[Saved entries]

----------------

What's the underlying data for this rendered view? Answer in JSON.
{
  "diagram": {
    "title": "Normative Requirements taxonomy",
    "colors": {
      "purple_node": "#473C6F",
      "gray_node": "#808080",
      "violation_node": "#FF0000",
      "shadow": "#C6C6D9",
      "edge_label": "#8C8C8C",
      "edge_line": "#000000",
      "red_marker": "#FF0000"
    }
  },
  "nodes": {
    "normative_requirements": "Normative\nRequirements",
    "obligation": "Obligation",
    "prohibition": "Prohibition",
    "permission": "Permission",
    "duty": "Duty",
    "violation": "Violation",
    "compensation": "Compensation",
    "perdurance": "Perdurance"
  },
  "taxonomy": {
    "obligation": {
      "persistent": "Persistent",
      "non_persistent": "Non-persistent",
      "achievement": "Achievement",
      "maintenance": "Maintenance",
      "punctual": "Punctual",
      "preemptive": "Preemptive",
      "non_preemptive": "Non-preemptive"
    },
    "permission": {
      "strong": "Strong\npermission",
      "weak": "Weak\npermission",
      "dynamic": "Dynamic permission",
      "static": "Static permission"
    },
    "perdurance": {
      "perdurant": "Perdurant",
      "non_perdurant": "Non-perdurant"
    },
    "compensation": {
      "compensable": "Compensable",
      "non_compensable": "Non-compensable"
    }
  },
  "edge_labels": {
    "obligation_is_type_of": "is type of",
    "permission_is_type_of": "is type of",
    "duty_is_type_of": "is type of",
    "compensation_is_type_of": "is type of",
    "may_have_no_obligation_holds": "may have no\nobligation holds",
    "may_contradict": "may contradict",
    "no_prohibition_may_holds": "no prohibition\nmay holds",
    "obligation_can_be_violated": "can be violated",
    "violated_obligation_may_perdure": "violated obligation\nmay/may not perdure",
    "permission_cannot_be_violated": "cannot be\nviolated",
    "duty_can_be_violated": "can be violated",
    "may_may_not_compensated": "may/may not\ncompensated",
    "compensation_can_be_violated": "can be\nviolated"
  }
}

----------------

REQUEST:
Extract, from the listing above, every line where the string "holds" occurs.

RESULT OF THIS TASK:
    "may_have_no_obligation_holds": "may have no\nobligation holds",
    "no_prohibition_may_holds": "no prohibition\nmay holds",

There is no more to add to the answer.